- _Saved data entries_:
--- --- ---

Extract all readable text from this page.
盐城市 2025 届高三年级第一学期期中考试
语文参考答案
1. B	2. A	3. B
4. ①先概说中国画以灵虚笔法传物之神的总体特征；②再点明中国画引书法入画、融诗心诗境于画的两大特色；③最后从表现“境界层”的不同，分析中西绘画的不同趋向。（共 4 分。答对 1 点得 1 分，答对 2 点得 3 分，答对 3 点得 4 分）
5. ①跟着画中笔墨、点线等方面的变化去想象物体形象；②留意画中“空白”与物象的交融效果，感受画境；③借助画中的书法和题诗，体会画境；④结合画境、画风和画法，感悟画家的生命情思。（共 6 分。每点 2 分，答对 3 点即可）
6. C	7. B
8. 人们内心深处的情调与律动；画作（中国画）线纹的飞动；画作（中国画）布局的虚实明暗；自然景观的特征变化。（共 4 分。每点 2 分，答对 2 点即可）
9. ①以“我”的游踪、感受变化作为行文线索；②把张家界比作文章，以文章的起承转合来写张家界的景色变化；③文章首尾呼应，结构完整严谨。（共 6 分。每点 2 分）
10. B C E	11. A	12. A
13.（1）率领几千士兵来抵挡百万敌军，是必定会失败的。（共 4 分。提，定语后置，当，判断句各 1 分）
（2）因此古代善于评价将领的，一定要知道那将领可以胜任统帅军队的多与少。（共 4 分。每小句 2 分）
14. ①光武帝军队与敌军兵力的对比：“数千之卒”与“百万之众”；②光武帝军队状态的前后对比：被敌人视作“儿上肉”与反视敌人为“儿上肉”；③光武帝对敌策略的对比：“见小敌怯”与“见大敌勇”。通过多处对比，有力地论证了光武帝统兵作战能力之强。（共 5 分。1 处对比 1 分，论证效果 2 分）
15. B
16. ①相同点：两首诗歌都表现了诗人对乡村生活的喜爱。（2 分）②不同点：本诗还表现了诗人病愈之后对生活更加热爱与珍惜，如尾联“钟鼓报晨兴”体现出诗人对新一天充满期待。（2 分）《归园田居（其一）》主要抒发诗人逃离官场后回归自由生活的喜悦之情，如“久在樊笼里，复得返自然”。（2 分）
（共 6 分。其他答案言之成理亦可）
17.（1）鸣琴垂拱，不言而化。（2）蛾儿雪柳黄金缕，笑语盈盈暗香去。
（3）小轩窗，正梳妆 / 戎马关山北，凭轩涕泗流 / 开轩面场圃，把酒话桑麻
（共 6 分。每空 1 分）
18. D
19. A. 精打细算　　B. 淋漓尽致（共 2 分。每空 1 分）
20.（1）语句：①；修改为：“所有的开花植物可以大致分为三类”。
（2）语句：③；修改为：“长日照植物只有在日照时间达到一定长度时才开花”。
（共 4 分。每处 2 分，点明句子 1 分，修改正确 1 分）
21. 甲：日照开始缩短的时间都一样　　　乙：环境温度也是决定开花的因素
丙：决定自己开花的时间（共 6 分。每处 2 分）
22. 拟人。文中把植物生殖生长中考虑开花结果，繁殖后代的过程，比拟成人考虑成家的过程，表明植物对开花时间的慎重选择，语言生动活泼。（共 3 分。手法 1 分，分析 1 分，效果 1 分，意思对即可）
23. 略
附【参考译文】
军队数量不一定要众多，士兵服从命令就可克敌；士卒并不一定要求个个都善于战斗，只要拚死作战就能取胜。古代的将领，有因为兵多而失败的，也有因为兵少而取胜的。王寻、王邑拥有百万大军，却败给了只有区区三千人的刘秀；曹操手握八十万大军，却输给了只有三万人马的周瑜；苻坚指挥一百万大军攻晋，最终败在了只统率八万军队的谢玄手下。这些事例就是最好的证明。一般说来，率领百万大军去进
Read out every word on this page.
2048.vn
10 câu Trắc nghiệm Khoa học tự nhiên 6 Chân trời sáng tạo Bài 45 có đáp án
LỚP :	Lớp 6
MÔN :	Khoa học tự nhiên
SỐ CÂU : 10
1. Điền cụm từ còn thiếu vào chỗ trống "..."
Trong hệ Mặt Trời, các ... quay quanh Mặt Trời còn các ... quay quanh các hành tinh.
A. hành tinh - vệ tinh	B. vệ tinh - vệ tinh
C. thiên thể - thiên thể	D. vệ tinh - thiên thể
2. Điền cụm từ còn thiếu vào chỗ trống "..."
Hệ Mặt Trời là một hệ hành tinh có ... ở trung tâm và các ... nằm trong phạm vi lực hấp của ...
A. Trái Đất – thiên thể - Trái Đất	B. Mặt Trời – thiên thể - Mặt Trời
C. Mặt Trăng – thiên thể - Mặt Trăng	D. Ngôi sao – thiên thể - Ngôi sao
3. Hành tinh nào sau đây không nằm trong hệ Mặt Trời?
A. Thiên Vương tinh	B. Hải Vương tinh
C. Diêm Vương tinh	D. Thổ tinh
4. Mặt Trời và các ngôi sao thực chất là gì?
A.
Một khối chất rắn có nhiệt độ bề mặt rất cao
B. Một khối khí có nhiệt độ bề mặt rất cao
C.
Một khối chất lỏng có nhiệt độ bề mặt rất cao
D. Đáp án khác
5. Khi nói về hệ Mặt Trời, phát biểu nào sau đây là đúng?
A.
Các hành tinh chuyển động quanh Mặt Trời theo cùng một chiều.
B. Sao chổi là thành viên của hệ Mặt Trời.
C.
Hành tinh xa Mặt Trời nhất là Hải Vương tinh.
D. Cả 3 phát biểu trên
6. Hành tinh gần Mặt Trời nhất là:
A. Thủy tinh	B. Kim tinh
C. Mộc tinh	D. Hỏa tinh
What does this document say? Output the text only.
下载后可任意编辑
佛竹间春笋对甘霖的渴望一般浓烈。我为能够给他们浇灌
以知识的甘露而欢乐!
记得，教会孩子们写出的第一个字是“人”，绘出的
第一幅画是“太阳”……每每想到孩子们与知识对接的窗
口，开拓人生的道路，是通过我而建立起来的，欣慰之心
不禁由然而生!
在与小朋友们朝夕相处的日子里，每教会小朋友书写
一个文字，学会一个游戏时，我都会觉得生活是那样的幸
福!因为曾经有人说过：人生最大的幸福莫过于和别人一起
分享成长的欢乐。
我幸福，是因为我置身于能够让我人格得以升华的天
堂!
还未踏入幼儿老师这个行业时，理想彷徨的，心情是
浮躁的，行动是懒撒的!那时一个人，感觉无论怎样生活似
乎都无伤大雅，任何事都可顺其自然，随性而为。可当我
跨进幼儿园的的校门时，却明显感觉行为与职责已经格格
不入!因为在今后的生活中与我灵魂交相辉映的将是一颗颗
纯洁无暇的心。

--- --- ---

- _Exercise instructions_:
Return all of the entries exactly as they were supplied.

- _Exercise solution_:
Extract all readable text from this page.
盐城市 2025 届高三年级第一学期期中考试
语文参考答案
1. B	2. A	3. B
4. ①先概说中国画以灵虚笔法传物之神的总体特征；②再点明中国画引书法入画、融诗心诗境于画的两大特色；③最后从表现“境界层”的不同，分析中西绘画的不同趋向。（共 4 分。答对 1 点得 1 分，答对 2 点得 3 分，答对 3 点得 4 分）
5. ①跟着画中笔墨、点线等方面的变化去想象物体形象；②留意画中“空白”与物象的交融效果，感受画境；③借助画中的书法和题诗，体会画境；④结合画境、画风和画法，感悟画家的生命情思。（共 6 分。每点 2 分，答对 3 点即可）
6. C	7. B
8. 人们内心深处的情调与律动；画作（中国画）线纹的飞动；画作（中国画）布局的虚实明暗；自然景观的特征变化。（共 4 分。每点 2 分，答对 2 点即可）
9. ①以“我”的游踪、感受变化作为行文线索；②把张家界比作文章，以文章的起承转合来写张家界的景色变化；③文章首尾呼应，结构完整严谨。（共 6 分。每点 2 分）
10. B C E	11. A	12. A
13.（1）率领几千士兵来抵挡百万敌军，是必定会失败的。（共 4 分。提，定语后置，当，判断句各 1 分）
（2）因此古代善于评价将领的，一定要知道那将领可以胜任统帅军队的多与少。（共 4 分。每小句 2 分）
14. ①光武帝军队与敌军兵力的对比：“数千之卒”与“百万之众”；②光武帝军队状态的前后对比：被敌人视作“儿上肉”与反视敌人为“儿上肉”；③光武帝对敌策略的对比：“见小敌怯”与“见大敌勇”。通过多处对比，有力地论证了光武帝统兵作战能力之强。（共 5 分。1 处对比 1 分，论证效果 2 分）
15. B
16. ①相同点：两首诗歌都表现了诗人对乡村生活的喜爱。（2 分）②不同点：本诗还表现了诗人病愈之后对生活更加热爱与珍惜，如尾联“钟鼓报晨兴”体现出诗人对新一天充满期待。（2 分）《归园田居（其一）》主要抒发诗人逃离官场后回归自由生活的喜悦之情，如“久在樊笼里，复得返自然”。（2 分）
（共 6 分。其他答案言之成理亦可）
17.（1）鸣琴垂拱，不言而化。（2）蛾儿雪柳黄金缕，笑语盈盈暗香去。
（3）小轩窗，正梳妆 / 戎马关山北，凭轩涕泗流 / 开轩面场圃，把酒话桑麻
（共 6 分。每空 1 分）
18. D
19. A. 精打细算　　B. 淋漓尽致（共 2 分。每空 1 分）
20.（1）语句：①；修改为：“所有的开花植物可以大致分为三类”。
（2）语句：③；修改为：“长日照植物只有在日照时间达到一定长度时才开花”。
（共 4 分。每处 2 分，点明句子 1 分，修改正确 1 分）
21. 甲：日照开始缩短的时间都一样　　　乙：环境温度也是决定开花的因素
丙：决定自己开花的时间（共 6 分。每处 2 分）
22. 拟人。文中把植物生殖生长中考虑开花结果，繁殖后代的过程，比拟成人考虑成家的过程，表明植物对开花时间的慎重选择，语言生动活泼。（共 3 分。手法 1 分，分析 1 分，效果 1 分，意思对即可）
23. 略
附【参考译文】
军队数量不一定要众多，士兵服从命令就可克敌；士卒并不一定要求个个都善于战斗，只要拚死作战就能取胜。古代的将领，有因为兵多而失败的，也有因为兵少而取胜的。王寻、王邑拥有百万大军，却败给了只有区区三千人的刘秀；曹操手握八十万大军，却输给了只有三万人马的周瑜；苻坚指挥一百万大军攻晋，最终败在了只统率八万军队的谢玄手下。这些事例就是最好的证明。一般说来，率领百万大军去进
Read out every word on this page.
2048.vn
10 câu Trắc nghiệm Khoa học tự nhiên 6 Chân trời sáng tạo Bài 45 có đáp án
LỚP :	Lớp 6
MÔN :	Khoa học tự nhiên
SỐ CÂU : 10
1. Điền cụm từ còn thiếu vào chỗ trống "..."
Trong hệ Mặt Trời, các ... quay quanh Mặt Trời còn các ... quay quanh các hành tinh.
A. hành tinh - vệ tinh	B. vệ tinh - vệ tinh
C. thiên thể - thiên thể	D. vệ tinh - thiên thể
2. Điền cụm từ còn thiếu vào chỗ trống "..."
Hệ Mặt Trời là một hệ hành tinh có ... ở trung tâm và các ... nằm trong phạm vi lực hấp của ...
A. Trái Đất – thiên thể - Trái Đất	B. Mặt Trời – thiên thể - Mặt Trời
C. Mặt Trăng – thiên thể - Mặt Trăng	D. Ngôi sao – thiên thể - Ngôi sao
3. Hành tinh nào sau đây không nằm trong hệ Mặt Trời?
A. Thiên Vương tinh	B. Hải Vương tinh
C. Diêm Vương tinh	D. Thổ tinh
4. Mặt Trời và các ngôi sao thực chất là gì?
A.
Một khối chất rắn có nhiệt độ bề mặt rất cao
B. Một khối khí có nhiệt độ bề mặt rất cao
C.
Một khối chất lỏng có nhiệt độ bề mặt rất cao
D. Đáp án khác
5. Khi nói về hệ Mặt Trời, phát biểu nào sau đây là đúng?
A.
Các hành tinh chuyển động quanh Mặt Trời theo cùng một chiều.
B. Sao chổi là thành viên của hệ Mặt Trời.
C.
Hành tinh xa Mặt Trời nhất là Hải Vương tinh.
D. Cả 3 phát biểu trên
6. Hành tinh gần Mặt Trời nhất là:
A. Thủy tinh	B. Kim tinh
C. Mộc tinh	D. Hỏa tinh
What does this document say? Output the text only.
下载后可任意编辑
佛竹间春笋对甘霖的渴望一般浓烈。我为能够给他们浇灌
以知识的甘露而欢乐!
记得，教会孩子们写出的第一个字是“人”，绘出的
第一幅画是“太阳”……每每想到孩子们与知识对接的窗
口，开拓人生的道路，是通过我而建立起来的，欣慰之心
不禁由然而生!
在与小朋友们朝夕相处的日子里，每教会小朋友书写
一个文字，学会一个游戏时，我都会觉得生活是那样的幸
福!因为曾经有人说过：人生最大的幸福莫过于和别人一起
分享成长的欢乐。
我幸福，是因为我置身于能够让我人格得以升华的天
堂!
还未踏入幼儿老师这个行业时，理想彷徨的，心情是
浮躁的，行动是懒撒的!那时一个人，感觉无论怎样生活似
乎都无伤大雅，任何事都可顺其自然，随性而为。可当我
跨进幼儿园的的校门时，却明显感觉行为与职责已经格格
不入!因为在今后的生活中与我灵魂交相辉映的将是一颗颗
纯洁无暇的心。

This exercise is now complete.